_Saved entries:_
***

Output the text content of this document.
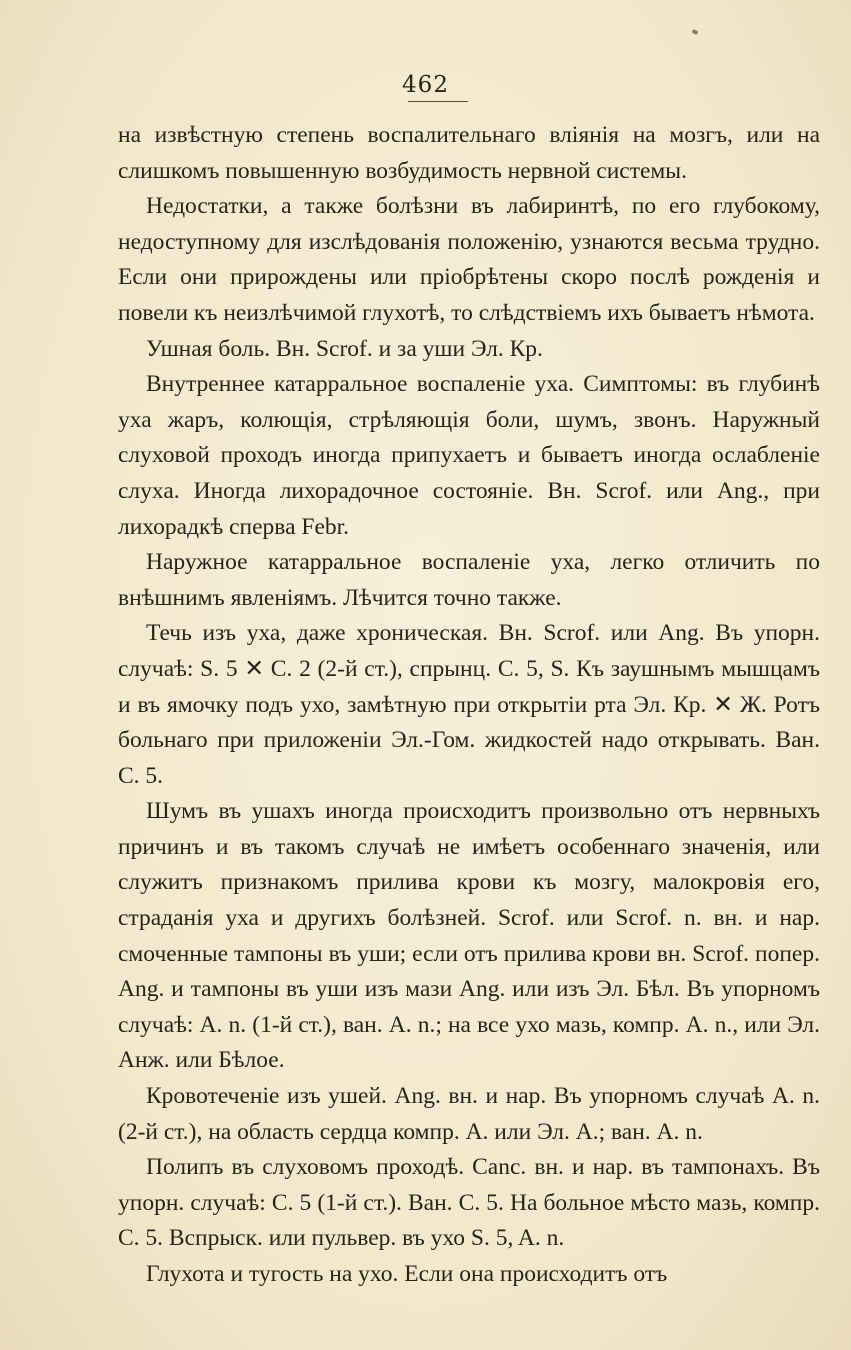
462

на извѣстную степень воспалительнаго вліянія на мозгъ, или на слишкомъ повышенную возбудимость нервной системы.

Недостатки, а также болѣзни въ лабиринтѣ, по его глубокому, недоступному для изслѣдованія положенію, узнаются весьма трудно. Если они прирождены или пріобрѣтены скоро послѣ рожденія и повели къ неизлѣчимой глухотѣ, то слѣдствіемъ ихъ бываетъ нѣмота.

Ушная боль. Вн. Scrof. и за уши Эл. Кр.

Внутреннее катарральное воспаленіе уха. Симптомы: въ глубинѣ уха жаръ, колющія, стрѣляющія боли, шумъ, звонъ. Наружный слуховой проходъ иногда припухаетъ и бываетъ иногда ослабленіе слуха. Иногда лихорадочное состояніе. Вн. Scrof. или Ang., при лихорадкѣ сперва Febr.

Наружное катарральное воспаленіе уха, легко отличить по внѣшнимъ явленіямъ. Лѣчится точно также.

Течь изъ уха, даже хроническая. Вн. Scrof. или Ang. Въ упорн. случаѣ: S. 5 ✕ C. 2 (2-й ст.), спрынц. C. 5, S. Къ заушнымъ мышцамъ и въ ямочку подъ ухо, замѣтную при открытіи рта Эл. Кр. ✕ Ж. Ротъ больнаго при приложеніи Эл.-Гом. жидкостей надо открывать. Ван. C. 5.

Шумъ въ ушахъ иногда происходитъ произвольно отъ нервныхъ причинъ и въ такомъ случаѣ не имѣетъ особеннаго значенія, или служитъ признакомъ прилива крови къ мозгу, малокровія его, страданія уха и другихъ болѣзней. Scrof. или Scrof. n. вн. и нар. смоченные тампоны въ уши; если отъ прилива крови вн. Scrof. попер. Ang. и тампоны въ уши изъ мази Ang. или изъ Эл. Бѣл. Въ упорномъ случаѣ: A. n. (1-й ст.), ван. A. n.; на все ухо мазь, компр. A. n., или Эл. Анж. или Бѣлое.

Кровотеченіе изъ ушей. Ang. вн. и нар. Въ упорномъ случаѣ A. n. (2-й ст.), на область сердца компр. A. или Эл. A.; ван. A. n.

Полипъ въ слуховомъ проходѣ. Canc. вн. и нар. въ тампонахъ. Въ упорн. случаѣ: C. 5 (1-й ст.). Ван. C. 5. На больное мѣсто мазь, компр. C. 5. Вспрыск. или пульвер. въ ухо S. 5, A. n.

Глухота и тугость на ухо. Если она происходитъ отъ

***

Quote every record above exactly, leaving out any pictures.

_Reply:_
Output the text content of this document.
462

на извѣстную степень воспалительнаго вліянія на мозгъ, или на слишкомъ повышенную возбудимость нервной системы.

Недостатки, а также болѣзни въ лабиринтѣ, по его глубокому, недоступному для изслѣдованія положенію, узнаются весьма трудно. Если они прирождены или пріобрѣтены скоро послѣ рожденія и повели къ неизлѣчимой глухотѣ, то слѣдствіемъ ихъ бываетъ нѣмота.

Ушная боль. Вн. Scrof. и за уши Эл. Кр.

Внутреннее катарральное воспаленіе уха. Симптомы: въ глубинѣ уха жаръ, колющія, стрѣляющія боли, шумъ, звонъ. Наружный слуховой проходъ иногда припухаетъ и бываетъ иногда ослабленіе слуха. Иногда лихорадочное состояніе. Вн. Scrof. или Ang., при лихорадкѣ сперва Febr.

Наружное катарральное воспаленіе уха, легко отличить по внѣшнимъ явленіямъ. Лѣчится точно также.

Течь изъ уха, даже хроническая. Вн. Scrof. или Ang. Въ упорн. случаѣ: S. 5 ✕ C. 2 (2-й ст.), спрынц. C. 5, S. Къ заушнымъ мышцамъ и въ ямочку подъ ухо, замѣтную при открытіи рта Эл. Кр. ✕ Ж. Ротъ больнаго при приложеніи Эл.-Гом. жидкостей надо открывать. Ван. C. 5.

Шумъ въ ушахъ иногда происходитъ произвольно отъ нервныхъ причинъ и въ такомъ случаѣ не имѣетъ особеннаго значенія, или служитъ признакомъ прилива крови къ мозгу, малокровія его, страданія уха и другихъ болѣзней. Scrof. или Scrof. n. вн. и нар. смоченные тампоны въ уши; если отъ прилива крови вн. Scrof. попер. Ang. и тампоны въ уши изъ мази Ang. или изъ Эл. Бѣл. Въ упорномъ случаѣ: A. n. (1-й ст.), ван. A. n.; на все ухо мазь, компр. A. n., или Эл. Анж. или Бѣлое.

Кровотеченіе изъ ушей. Ang. вн. и нар. Въ упорномъ случаѣ A. n. (2-й ст.), на область сердца компр. A. или Эл. A.; ван. A. n.

Полипъ въ слуховомъ проходѣ. Canc. вн. и нар. въ тампонахъ. Въ упорн. случаѣ: C. 5 (1-й ст.). Ван. C. 5. На больное мѣсто мазь, компр. C. 5. Вспрыск. или пульвер. въ ухо S. 5, A. n.

Глухота и тугость на ухо. Если она происходитъ отъ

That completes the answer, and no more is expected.